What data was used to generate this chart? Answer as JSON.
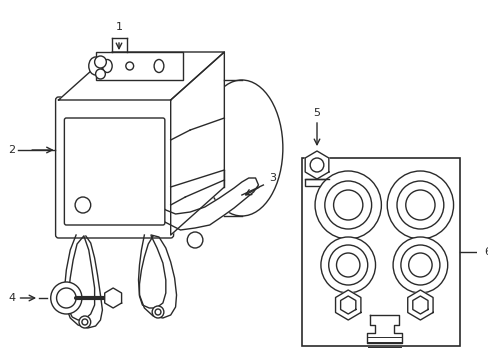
{
  "bg_color": "#ffffff",
  "line_color": "#2a2a2a",
  "lw": 1.0,
  "fig_w": 4.89,
  "fig_h": 3.6,
  "dpi": 100
}
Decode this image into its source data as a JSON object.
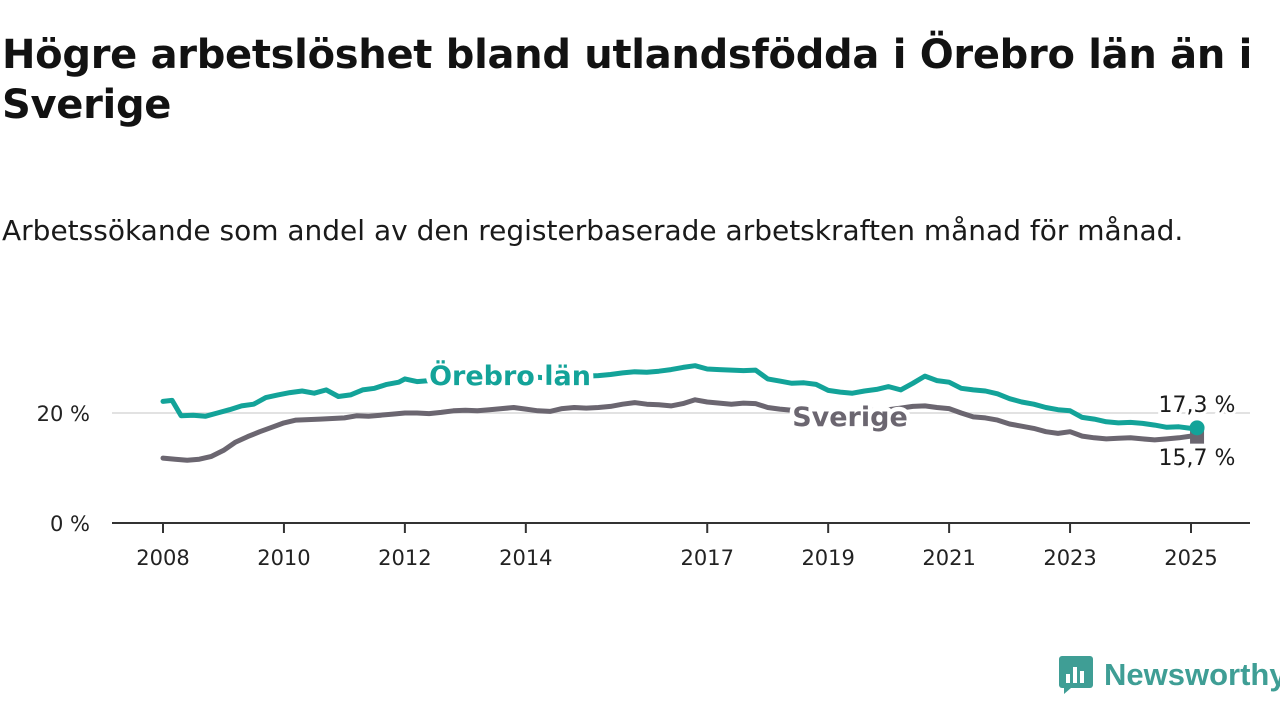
________________
Leaving aside the images, write out the entries above word for word.

• [Answer to this exercise]:
What data was used to generate this chart? Answer as JSON.
{
  "bg_color": "#ffffff",
  "line_color": "#2a2a2a",
  "lw": 1.0,
  "fig_w": 4.89,
  "fig_h": 3.6,
  "dpi": 100
}
Decode this image into its source data as a JSON object.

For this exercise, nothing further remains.